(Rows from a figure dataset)
........

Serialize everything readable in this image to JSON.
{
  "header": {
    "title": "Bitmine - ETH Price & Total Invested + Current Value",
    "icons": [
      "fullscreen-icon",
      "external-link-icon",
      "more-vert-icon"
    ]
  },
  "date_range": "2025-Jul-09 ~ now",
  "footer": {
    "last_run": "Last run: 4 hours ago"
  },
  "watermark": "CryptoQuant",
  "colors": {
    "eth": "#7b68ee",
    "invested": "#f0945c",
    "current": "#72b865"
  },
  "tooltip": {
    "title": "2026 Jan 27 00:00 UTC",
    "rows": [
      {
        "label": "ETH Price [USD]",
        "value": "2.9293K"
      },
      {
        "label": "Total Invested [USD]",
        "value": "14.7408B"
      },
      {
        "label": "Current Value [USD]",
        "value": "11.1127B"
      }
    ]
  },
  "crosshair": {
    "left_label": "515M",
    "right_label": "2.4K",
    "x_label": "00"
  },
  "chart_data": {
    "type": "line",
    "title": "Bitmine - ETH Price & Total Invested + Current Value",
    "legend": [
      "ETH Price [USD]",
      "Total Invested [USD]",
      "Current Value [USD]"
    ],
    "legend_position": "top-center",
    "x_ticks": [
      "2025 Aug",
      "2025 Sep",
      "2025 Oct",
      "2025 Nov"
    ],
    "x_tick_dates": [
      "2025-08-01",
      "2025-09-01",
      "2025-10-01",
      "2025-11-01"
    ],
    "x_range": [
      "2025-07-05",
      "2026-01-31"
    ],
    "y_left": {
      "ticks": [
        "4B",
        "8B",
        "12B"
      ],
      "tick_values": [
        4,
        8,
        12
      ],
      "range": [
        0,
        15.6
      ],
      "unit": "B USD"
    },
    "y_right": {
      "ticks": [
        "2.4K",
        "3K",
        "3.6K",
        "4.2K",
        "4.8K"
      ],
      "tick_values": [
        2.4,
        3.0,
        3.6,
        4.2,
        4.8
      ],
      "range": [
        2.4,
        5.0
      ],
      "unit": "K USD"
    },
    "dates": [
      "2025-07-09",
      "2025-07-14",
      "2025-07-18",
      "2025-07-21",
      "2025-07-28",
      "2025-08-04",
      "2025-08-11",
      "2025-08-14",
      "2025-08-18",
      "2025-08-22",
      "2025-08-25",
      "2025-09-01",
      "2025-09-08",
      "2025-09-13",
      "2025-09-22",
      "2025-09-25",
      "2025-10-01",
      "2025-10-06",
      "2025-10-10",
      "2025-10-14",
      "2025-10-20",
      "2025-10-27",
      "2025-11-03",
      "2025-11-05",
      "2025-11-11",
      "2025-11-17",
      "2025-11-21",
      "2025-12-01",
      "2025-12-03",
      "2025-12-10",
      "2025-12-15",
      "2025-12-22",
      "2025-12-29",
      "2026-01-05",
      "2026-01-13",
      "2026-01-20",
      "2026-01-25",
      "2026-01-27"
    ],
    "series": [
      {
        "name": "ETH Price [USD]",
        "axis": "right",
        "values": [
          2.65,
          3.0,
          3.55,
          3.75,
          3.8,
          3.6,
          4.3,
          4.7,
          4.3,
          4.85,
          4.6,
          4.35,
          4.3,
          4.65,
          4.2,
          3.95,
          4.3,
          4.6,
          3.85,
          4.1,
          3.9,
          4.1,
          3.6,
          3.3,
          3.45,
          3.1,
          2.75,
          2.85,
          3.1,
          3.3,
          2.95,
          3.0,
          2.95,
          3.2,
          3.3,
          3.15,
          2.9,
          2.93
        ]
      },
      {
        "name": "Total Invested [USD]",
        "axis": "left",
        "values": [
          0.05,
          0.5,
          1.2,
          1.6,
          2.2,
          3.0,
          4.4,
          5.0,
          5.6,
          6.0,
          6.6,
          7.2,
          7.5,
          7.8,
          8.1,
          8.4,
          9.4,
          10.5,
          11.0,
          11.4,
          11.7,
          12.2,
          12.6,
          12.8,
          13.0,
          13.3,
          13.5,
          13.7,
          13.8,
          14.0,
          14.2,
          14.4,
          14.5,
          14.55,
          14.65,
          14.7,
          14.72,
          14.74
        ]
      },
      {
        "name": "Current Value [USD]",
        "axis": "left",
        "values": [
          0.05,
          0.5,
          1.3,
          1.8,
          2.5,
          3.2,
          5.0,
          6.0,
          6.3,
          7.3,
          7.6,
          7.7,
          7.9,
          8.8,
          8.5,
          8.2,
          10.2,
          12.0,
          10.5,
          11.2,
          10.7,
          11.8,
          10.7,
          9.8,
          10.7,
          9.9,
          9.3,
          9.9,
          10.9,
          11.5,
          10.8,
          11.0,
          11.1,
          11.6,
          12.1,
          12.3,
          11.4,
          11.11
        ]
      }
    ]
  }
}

........

* What is being asked:
Output all records verbatim.

* Exercise solution:
Serialize everything readable in this image to JSON.
{
  "header": {
    "title": "Bitmine - ETH Price & Total Invested + Current Value",
    "icons": [
      "fullscreen-icon",
      "external-link-icon",
      "more-vert-icon"
    ]
  },
  "date_range": "2025-Jul-09 ~ now",
  "footer": {
    "last_run": "Last run: 4 hours ago"
  },
  "watermark": "CryptoQuant",
  "colors": {
    "eth": "#7b68ee",
    "invested": "#f0945c",
    "current": "#72b865"
  },
  "tooltip": {
    "title": "2026 Jan 27 00:00 UTC",
    "rows": [
      {
        "label": "ETH Price [USD]",
        "value": "2.9293K"
      },
      {
        "label": "Total Invested [USD]",
        "value": "14.7408B"
      },
      {
        "label": "Current Value [USD]",
        "value": "11.1127B"
      }
    ]
  },
  "crosshair": {
    "left_label": "515M",
    "right_label": "2.4K",
    "x_label": "00"
  },
  "chart_data": {
    "type": "line",
    "title": "Bitmine - ETH Price & Total Invested + Current Value",
    "legend": [
      "ETH Price [USD]",
      "Total Invested [USD]",
      "Current Value [USD]"
    ],
    "legend_position": "top-center",
    "x_ticks": [
      "2025 Aug",
      "2025 Sep",
      "2025 Oct",
      "2025 Nov"
    ],
    "x_tick_dates": [
      "2025-08-01",
      "2025-09-01",
      "2025-10-01",
      "2025-11-01"
    ],
    "x_range": [
      "2025-07-05",
      "2026-01-31"
    ],
    "y_left": {
      "ticks": [
        "4B",
        "8B",
        "12B"
      ],
      "tick_values": [
        4,
        8,
        12
      ],
      "range": [
        0,
        15.6
      ],
      "unit": "B USD"
    },
    "y_right": {
      "ticks": [
        "2.4K",
        "3K",
        "3.6K",
        "4.2K",
        "4.8K"
      ],
      "tick_values": [
        2.4,
        3.0,
        3.6,
        4.2,
        4.8
      ],
      "range": [
        2.4,
        5.0
      ],
      "unit": "K USD"
    },
    "dates": [
      "2025-07-09",
      "2025-07-14",
      "2025-07-18",
      "2025-07-21",
      "2025-07-28",
      "2025-08-04",
      "2025-08-11",
      "2025-08-14",
      "2025-08-18",
      "2025-08-22",
      "2025-08-25",
      "2025-09-01",
      "2025-09-08",
      "2025-09-13",
      "2025-09-22",
      "2025-09-25",
      "2025-10-01",
      "2025-10-06",
      "2025-10-10",
      "2025-10-14",
      "2025-10-20",
      "2025-10-27",
      "2025-11-03",
      "2025-11-05",
      "2025-11-11",
      "2025-11-17",
      "2025-11-21",
      "2025-12-01",
      "2025-12-03",
      "2025-12-10",
      "2025-12-15",
      "2025-12-22",
      "2025-12-29",
      "2026-01-05",
      "2026-01-13",
      "2026-01-20",
      "2026-01-25",
      "2026-01-27"
    ],
    "series": [
      {
        "name": "ETH Price [USD]",
        "axis": "right",
        "values": [
          2.65,
          3.0,
          3.55,
          3.75,
          3.8,
          3.6,
          4.3,
          4.7,
          4.3,
          4.85,
          4.6,
          4.35,
          4.3,
          4.65,
          4.2,
          3.95,
          4.3,
          4.6,
          3.85,
          4.1,
          3.9,
          4.1,
          3.6,
          3.3,
          3.45,
          3.1,
          2.75,
          2.85,
          3.1,
          3.3,
          2.95,
          3.0,
          2.95,
          3.2,
          3.3,
          3.15,
          2.9,
          2.93
        ]
      },
      {
        "name": "Total Invested [USD]",
        "axis": "left",
        "values": [
          0.05,
          0.5,
          1.2,
          1.6,
          2.2,
          3.0,
          4.4,
          5.0,
          5.6,
          6.0,
          6.6,
          7.2,
          7.5,
          7.8,
          8.1,
          8.4,
          9.4,
          10.5,
          11.0,
          11.4,
          11.7,
          12.2,
          12.6,
          12.8,
          13.0,
          13.3,
          13.5,
          13.7,
          13.8,
          14.0,
          14.2,
          14.4,
          14.5,
          14.55,
          14.65,
          14.7,
          14.72,
          14.74
        ]
      },
      {
        "name": "Current Value [USD]",
        "axis": "left",
        "values": [
          0.05,
          0.5,
          1.3,
          1.8,
          2.5,
          3.2,
          5.0,
          6.0,
          6.3,
          7.3,
          7.6,
          7.7,
          7.9,
          8.8,
          8.5,
          8.2,
          10.2,
          12.0,
          10.5,
          11.2,
          10.7,
          11.8,
          10.7,
          9.8,
          10.7,
          9.9,
          9.3,
          9.9,
          10.9,
          11.5,
          10.8,
          11.0,
          11.1,
          11.6,
          12.1,
          12.3,
          11.4,
          11.11
        ]
      }
    ]
  }
}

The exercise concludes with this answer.